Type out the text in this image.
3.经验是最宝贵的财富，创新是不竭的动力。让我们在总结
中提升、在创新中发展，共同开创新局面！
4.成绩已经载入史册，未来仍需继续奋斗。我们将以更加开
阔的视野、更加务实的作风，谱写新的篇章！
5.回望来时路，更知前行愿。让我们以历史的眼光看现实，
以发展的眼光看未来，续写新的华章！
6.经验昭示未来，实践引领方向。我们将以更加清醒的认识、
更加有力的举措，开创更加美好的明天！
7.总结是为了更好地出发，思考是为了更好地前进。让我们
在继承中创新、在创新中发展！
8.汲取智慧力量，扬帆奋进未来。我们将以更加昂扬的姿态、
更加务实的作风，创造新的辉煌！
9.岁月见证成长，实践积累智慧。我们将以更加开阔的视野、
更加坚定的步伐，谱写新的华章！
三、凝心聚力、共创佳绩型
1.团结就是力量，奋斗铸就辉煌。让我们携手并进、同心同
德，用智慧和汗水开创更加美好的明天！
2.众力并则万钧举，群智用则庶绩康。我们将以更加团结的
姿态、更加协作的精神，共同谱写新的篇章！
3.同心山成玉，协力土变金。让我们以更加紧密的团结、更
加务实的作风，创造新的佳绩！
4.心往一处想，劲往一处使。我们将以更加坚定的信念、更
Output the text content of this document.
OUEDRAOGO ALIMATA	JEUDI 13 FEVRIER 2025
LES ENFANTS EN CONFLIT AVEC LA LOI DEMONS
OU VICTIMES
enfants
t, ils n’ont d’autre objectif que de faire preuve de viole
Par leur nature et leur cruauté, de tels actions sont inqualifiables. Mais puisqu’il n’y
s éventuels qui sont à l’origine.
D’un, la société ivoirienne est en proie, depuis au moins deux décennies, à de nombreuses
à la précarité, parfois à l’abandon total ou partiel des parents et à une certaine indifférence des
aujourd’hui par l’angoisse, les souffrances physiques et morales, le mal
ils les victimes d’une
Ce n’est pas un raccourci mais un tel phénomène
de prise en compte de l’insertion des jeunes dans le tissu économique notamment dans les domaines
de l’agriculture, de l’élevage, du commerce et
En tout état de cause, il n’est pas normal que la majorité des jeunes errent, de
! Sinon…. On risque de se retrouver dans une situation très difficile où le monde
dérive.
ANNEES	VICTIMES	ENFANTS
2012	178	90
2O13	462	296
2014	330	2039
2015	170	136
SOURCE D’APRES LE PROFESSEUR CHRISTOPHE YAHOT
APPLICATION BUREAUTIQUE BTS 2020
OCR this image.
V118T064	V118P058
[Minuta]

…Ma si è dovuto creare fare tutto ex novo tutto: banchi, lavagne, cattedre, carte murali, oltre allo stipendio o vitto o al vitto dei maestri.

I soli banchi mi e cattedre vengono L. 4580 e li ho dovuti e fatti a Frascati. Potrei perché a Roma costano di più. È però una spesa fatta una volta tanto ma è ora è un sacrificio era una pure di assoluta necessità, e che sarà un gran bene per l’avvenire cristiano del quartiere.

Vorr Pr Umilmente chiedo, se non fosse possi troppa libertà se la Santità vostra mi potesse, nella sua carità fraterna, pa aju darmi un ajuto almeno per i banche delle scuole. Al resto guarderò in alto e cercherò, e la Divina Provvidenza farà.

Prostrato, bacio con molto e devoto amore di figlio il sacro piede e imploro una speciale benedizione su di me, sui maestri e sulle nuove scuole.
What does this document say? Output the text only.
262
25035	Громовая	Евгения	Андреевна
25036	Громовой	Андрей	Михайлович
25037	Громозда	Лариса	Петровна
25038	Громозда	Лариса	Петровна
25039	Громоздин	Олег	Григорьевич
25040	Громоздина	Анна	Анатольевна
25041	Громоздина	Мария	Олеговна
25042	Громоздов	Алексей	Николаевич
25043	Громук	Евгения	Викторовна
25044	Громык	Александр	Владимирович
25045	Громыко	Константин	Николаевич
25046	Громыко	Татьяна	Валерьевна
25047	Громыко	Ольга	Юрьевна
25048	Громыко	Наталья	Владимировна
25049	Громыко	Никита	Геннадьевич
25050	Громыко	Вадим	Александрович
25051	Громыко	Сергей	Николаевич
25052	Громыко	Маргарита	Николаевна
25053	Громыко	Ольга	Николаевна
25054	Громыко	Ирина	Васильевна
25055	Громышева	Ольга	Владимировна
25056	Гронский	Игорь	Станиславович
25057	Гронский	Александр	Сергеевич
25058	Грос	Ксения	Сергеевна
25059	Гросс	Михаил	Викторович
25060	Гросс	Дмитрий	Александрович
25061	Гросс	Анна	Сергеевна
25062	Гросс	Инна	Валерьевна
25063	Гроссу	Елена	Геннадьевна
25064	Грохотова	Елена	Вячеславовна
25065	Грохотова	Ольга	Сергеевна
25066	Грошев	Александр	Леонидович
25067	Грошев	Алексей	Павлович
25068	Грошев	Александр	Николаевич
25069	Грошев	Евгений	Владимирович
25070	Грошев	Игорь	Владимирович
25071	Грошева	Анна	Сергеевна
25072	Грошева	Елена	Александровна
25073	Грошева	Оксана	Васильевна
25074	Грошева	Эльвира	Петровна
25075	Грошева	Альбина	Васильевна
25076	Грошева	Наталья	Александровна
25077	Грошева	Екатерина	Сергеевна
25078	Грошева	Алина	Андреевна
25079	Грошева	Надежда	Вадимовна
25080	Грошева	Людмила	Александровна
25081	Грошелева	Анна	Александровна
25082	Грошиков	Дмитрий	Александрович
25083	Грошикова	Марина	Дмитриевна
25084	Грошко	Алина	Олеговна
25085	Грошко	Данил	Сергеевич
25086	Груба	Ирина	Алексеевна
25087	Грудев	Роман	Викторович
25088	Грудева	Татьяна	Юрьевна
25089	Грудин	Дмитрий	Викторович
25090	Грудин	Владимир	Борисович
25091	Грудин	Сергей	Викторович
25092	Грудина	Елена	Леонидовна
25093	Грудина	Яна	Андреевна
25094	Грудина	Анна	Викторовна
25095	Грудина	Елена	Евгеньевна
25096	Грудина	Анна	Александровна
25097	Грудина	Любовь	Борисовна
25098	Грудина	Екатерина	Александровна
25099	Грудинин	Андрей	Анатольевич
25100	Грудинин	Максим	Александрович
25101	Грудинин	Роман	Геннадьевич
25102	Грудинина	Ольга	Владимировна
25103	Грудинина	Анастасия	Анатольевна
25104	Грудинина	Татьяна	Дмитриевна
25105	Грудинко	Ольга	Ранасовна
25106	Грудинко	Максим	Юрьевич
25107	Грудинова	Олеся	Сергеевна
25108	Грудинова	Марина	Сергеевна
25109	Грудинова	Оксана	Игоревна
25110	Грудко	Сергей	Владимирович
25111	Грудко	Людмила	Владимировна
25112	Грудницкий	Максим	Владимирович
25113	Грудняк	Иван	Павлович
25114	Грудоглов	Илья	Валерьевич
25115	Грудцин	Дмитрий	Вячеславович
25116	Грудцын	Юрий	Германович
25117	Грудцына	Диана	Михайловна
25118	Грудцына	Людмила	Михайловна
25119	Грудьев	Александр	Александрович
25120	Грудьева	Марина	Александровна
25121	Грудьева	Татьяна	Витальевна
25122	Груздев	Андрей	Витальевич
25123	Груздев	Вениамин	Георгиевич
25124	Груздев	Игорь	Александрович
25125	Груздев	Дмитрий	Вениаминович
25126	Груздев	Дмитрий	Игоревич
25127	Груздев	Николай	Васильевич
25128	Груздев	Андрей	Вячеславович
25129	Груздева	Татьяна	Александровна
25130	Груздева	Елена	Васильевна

------------

Using the records above, copy each line that contains "Татьяна".

25046	Громыко	Татьяна	Валерьевна
25088	Грудева	Татьяна	Юрьевна
25104	Грудинина	Татьяна	Дмитриевна
25121	Грудьева	Татьяна	Витальевна
25129	Груздева	Татьяна	Александровна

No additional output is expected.